## START RAW RECORDS

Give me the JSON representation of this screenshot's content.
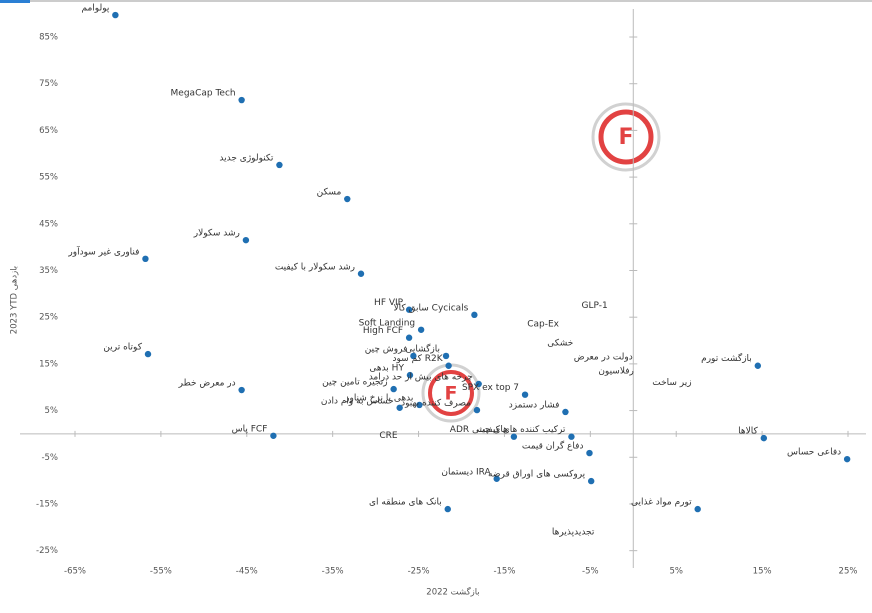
{
  "chart_data": {
    "type": "scatter",
    "x_label": "2022 بازگشت",
    "y_label": "2023 YTD بازدهی",
    "xlim": [
      -65,
      25
    ],
    "ylim": [
      -27,
      91
    ],
    "xticks": [
      {
        "value": -65,
        "label": "-65%"
      },
      {
        "value": -55,
        "label": "-55%"
      },
      {
        "value": -45,
        "label": "-45%"
      },
      {
        "value": -35,
        "label": "-35%"
      },
      {
        "value": -25,
        "label": "-25%"
      },
      {
        "value": -15,
        "label": "-15%"
      },
      {
        "value": -5,
        "label": "-5%"
      },
      {
        "value": 5,
        "label": "5%"
      },
      {
        "value": 15,
        "label": "15%"
      },
      {
        "value": 25,
        "label": "25%"
      }
    ],
    "yticks": [
      {
        "value": 85,
        "label": "85%"
      },
      {
        "value": 75,
        "label": "75%"
      },
      {
        "value": 65,
        "label": "65%"
      },
      {
        "value": 55,
        "label": "55%"
      },
      {
        "value": 45,
        "label": "45%"
      },
      {
        "value": 35,
        "label": "35%"
      },
      {
        "value": 25,
        "label": "25%"
      },
      {
        "value": 15,
        "label": "15%"
      },
      {
        "value": 5,
        "label": "5%"
      },
      {
        "value": -5,
        "label": "-5%"
      },
      {
        "value": -15,
        "label": "-15%"
      },
      {
        "value": -25,
        "label": "-25%"
      }
    ],
    "color": "#1f6fb2",
    "points": [
      {
        "label": "پولوامم",
        "x": -60.3,
        "y": 89.7
      },
      {
        "label": "MegaCap Tech",
        "x": -45.6,
        "y": 71.5
      },
      {
        "label": "تکنولوژی جدید",
        "x": -41.2,
        "y": 57.6
      },
      {
        "label": "مسکن",
        "x": -33.3,
        "y": 50.3
      },
      {
        "label": "رشد سکولار",
        "x": -45.1,
        "y": 41.5
      },
      {
        "label": "فناوری غیر سودآور",
        "x": -56.8,
        "y": 37.5
      },
      {
        "label": "کوتاه ترین",
        "x": -56.5,
        "y": 17.1
      },
      {
        "label": "در معرض خطر",
        "x": -45.6,
        "y": 9.4
      },
      {
        "label": "پاس FCF",
        "x": -41.9,
        "y": -0.4
      },
      {
        "label": "رشد سکولار با کیفیت",
        "x": -31.7,
        "y": 34.3
      },
      {
        "label": "HF VIP",
        "x": -26.1,
        "y": 26.6
      },
      {
        "label": "Soft Landing",
        "x": -24.7,
        "y": 22.3
      },
      {
        "label": "High FCF",
        "x": -26.1,
        "y": 20.6
      },
      {
        "label": "فروش چین",
        "x": -25.6,
        "y": 16.7
      },
      {
        "label": "بدهی HY",
        "x": -26.0,
        "y": 12.6
      },
      {
        "label": "زنجیره تامین چین",
        "x": -27.9,
        "y": 9.6
      },
      {
        "label": "حساس به وام دادن",
        "x": -27.2,
        "y": 5.6
      },
      {
        "label": "بدهی با نرخ شناور",
        "x": -24.9,
        "y": 6.2
      },
      {
        "label": "بازگشایی",
        "x": -21.8,
        "y": 16.7
      },
      {
        "label": "کم سود R2K",
        "x": -21.5,
        "y": 14.6
      },
      {
        "label": "سابق کالا Cycicals",
        "x": -18.5,
        "y": 25.5
      },
      {
        "label": "چرخه های بیش از حد درامد",
        "x": -18.0,
        "y": 10.7
      },
      {
        "label": "مصرف کننده بهبود",
        "x": -18.2,
        "y": 5.1
      },
      {
        "label": "ADR های چینی",
        "x": -13.9,
        "y": -0.6
      },
      {
        "label": "دیستمان IRA",
        "x": -15.9,
        "y": -9.6
      },
      {
        "label": "بانک های منطقه ای",
        "x": -21.6,
        "y": -16.1
      },
      {
        "label": "SPX ex top 7",
        "x": -12.6,
        "y": 8.4
      },
      {
        "label": "فشار دستمزد",
        "x": -7.9,
        "y": 4.7
      },
      {
        "label": "ترکیب کننده های کیفیت",
        "x": -7.2,
        "y": -0.6
      },
      {
        "label": "دفاع گران قیمت",
        "x": -5.1,
        "y": -4.1
      },
      {
        "label": "پروکسی های اوراق قرضه",
        "x": -4.9,
        "y": -10.1
      },
      {
        "label": "تورم مواد غذایی",
        "x": 7.5,
        "y": -16.1
      },
      {
        "label": "بازگشت تورم",
        "x": 14.5,
        "y": 14.6
      },
      {
        "label": "کالاها",
        "x": 15.2,
        "y": -0.9
      },
      {
        "label": "دفاعی حساس",
        "x": 24.9,
        "y": -5.4
      }
    ],
    "annotations": [
      {
        "text": "Cap-Ex",
        "x": -10.5,
        "y": 23.5
      },
      {
        "text": "GLP-1",
        "x": -4.5,
        "y": 27.5
      },
      {
        "text": "خشکی",
        "x": -8.5,
        "y": 19.5
      },
      {
        "text": "دولت در معرض",
        "x": -3.5,
        "y": 16.5
      },
      {
        "text": "رفلاسیون",
        "x": -2.0,
        "y": 13.5
      },
      {
        "text": "زیر ساخت",
        "x": 4.5,
        "y": 11.0
      },
      {
        "text": "تجدیدپذیرها",
        "x": -7.0,
        "y": -21.0
      },
      {
        "text": "CRE",
        "x": -28.5,
        "y": -0.3
      }
    ]
  }
}
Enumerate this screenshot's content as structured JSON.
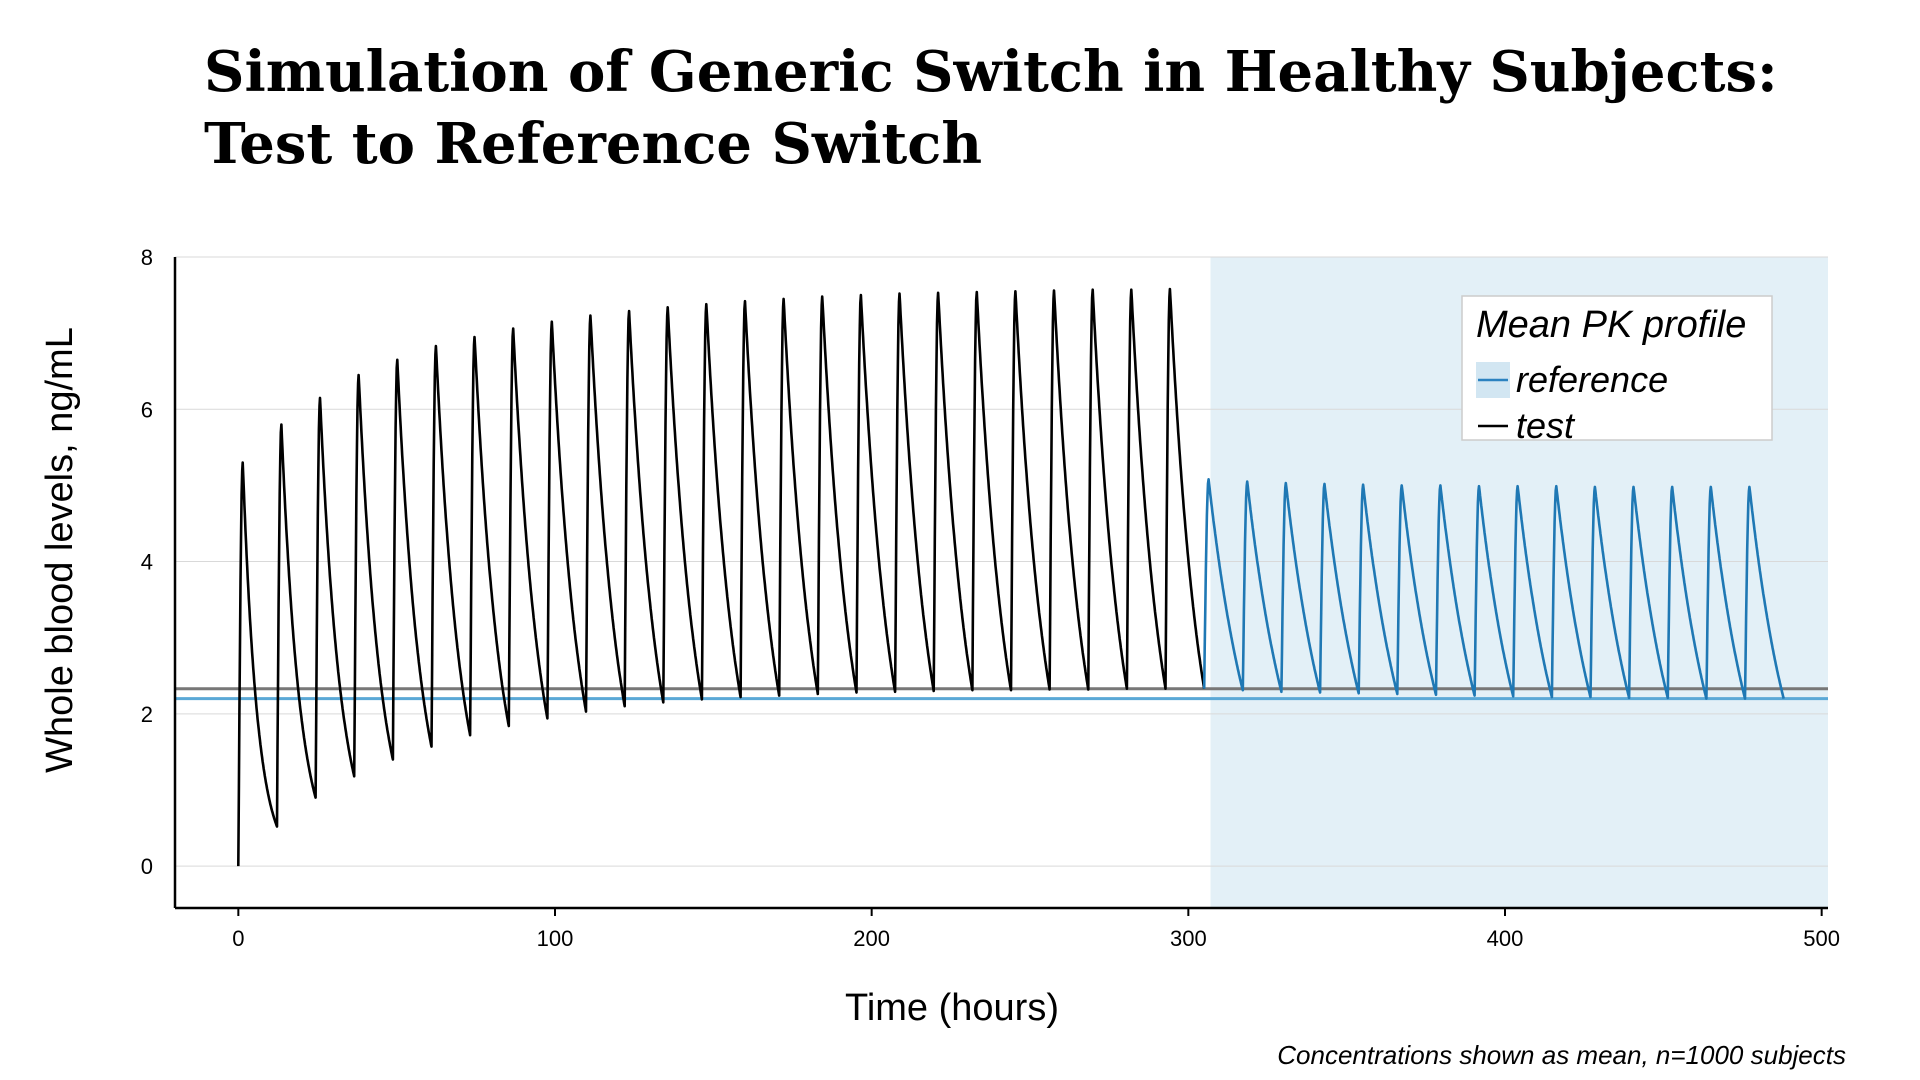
{
  "chart_data": {
    "type": "line",
    "title": [
      "Simulation of Generic Switch in Healthy Subjects:",
      "Test to Reference Switch"
    ],
    "xlabel": "Time (hours)",
    "ylabel": "Whole blood levels, ng/mL",
    "xlim": [
      -20,
      502
    ],
    "ylim": [
      -0.55,
      8
    ],
    "x_ticks": [
      0,
      100,
      200,
      300,
      400,
      500
    ],
    "y_ticks": [
      0,
      2,
      4,
      6,
      8
    ],
    "grid": "horizontal",
    "legend": {
      "title": "Mean PK profile",
      "placement": "top-right",
      "entries": [
        {
          "label": "reference",
          "color": "#2b82c0"
        },
        {
          "label": "test",
          "color": "#000000"
        }
      ]
    },
    "shaded_region": {
      "x": [
        307,
        502
      ],
      "color": "#e3f0f7"
    },
    "reference_lines": [
      {
        "y": 2.33,
        "color": "#777777",
        "description": "test trough level"
      },
      {
        "y": 2.2,
        "color": "#5aa8d6",
        "description": "reference trough level"
      }
    ],
    "dosing_interval_hours": 12.2,
    "series": [
      {
        "name": "test",
        "color": "#000000",
        "dose_times": [
          0,
          12.2,
          24.4,
          36.6,
          48.8,
          61,
          73.2,
          85.4,
          97.6,
          109.8,
          122,
          134.2,
          146.4,
          158.6,
          170.8,
          183,
          195.2,
          207.4,
          219.6,
          231.8,
          244,
          256.2,
          268.4,
          280.6,
          292.8
        ],
        "peaks": [
          5.3,
          5.8,
          6.15,
          6.45,
          6.65,
          6.83,
          6.95,
          7.06,
          7.15,
          7.23,
          7.29,
          7.34,
          7.38,
          7.42,
          7.45,
          7.48,
          7.5,
          7.52,
          7.53,
          7.54,
          7.55,
          7.56,
          7.57,
          7.57,
          7.58
        ],
        "troughs": [
          0.52,
          0.9,
          1.18,
          1.4,
          1.57,
          1.72,
          1.84,
          1.94,
          2.03,
          2.1,
          2.15,
          2.19,
          2.22,
          2.24,
          2.26,
          2.28,
          2.29,
          2.3,
          2.31,
          2.31,
          2.32,
          2.32,
          2.33,
          2.33,
          2.33
        ]
      },
      {
        "name": "reference",
        "color": "#1f78b4",
        "dose_times": [
          305,
          317.2,
          329.4,
          341.6,
          353.8,
          366,
          378.2,
          390.4,
          402.6,
          414.8,
          427,
          439.2,
          451.4,
          463.6,
          475.8
        ],
        "peaks": [
          5.08,
          5.05,
          5.03,
          5.02,
          5.01,
          5.0,
          5.0,
          4.99,
          4.99,
          4.99,
          4.98,
          4.98,
          4.98,
          4.98,
          4.98
        ],
        "troughs": [
          2.31,
          2.29,
          2.28,
          2.27,
          2.26,
          2.25,
          2.24,
          2.23,
          2.22,
          2.22,
          2.21,
          2.21,
          2.2,
          2.2,
          2.2
        ]
      }
    ],
    "footnote": "Concentrations shown as mean, n=1000 subjects"
  }
}
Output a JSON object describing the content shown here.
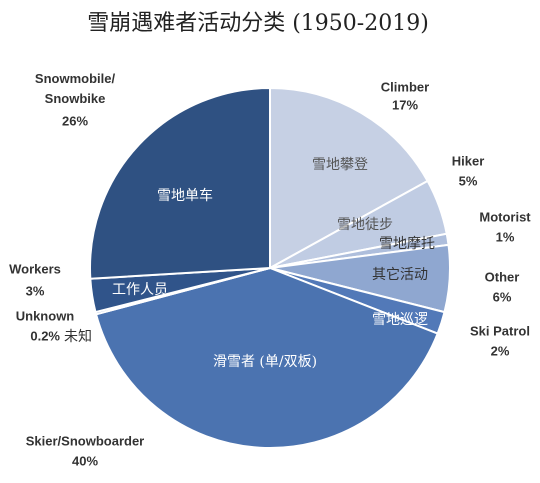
{
  "chart_data": {
    "type": "pie",
    "title": "雪崩遇难者活动分类 (1950-2019)",
    "categories": [
      "Climber",
      "Hiker",
      "Motorist",
      "Other",
      "Ski Patrol",
      "Skier/Snowboarder",
      "Unknown",
      "Workers",
      "Snowmobile/Snowbike"
    ],
    "values": [
      17,
      5,
      1,
      6,
      2,
      40,
      0.2,
      3,
      26
    ],
    "value_labels": [
      "17%",
      "5%",
      "1%",
      "6%",
      "2%",
      "40%",
      "0.2%",
      "3%",
      "26%"
    ],
    "inner_labels": [
      "雪地攀登",
      "雪地徒步",
      "雪地摩托",
      "其它活动",
      "雪地巡逻",
      "滑雪者 (单/双板)",
      "未知",
      "工作人员",
      "雪地单车"
    ],
    "colors": [
      "#c6d0e4",
      "#c0cce3",
      "#aebedc",
      "#8fa7d0",
      "#5279b8",
      "#4b73b0",
      "#4068a6",
      "#30548a",
      "#2f5182"
    ]
  }
}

## END RAW RECORDS

Copy all lines from the entries that contain the word "screenshot".

CORRECT ANSWER |
Give me the JSON representation of this screenshot's content.
Enumerate this screenshot's content as structured JSON.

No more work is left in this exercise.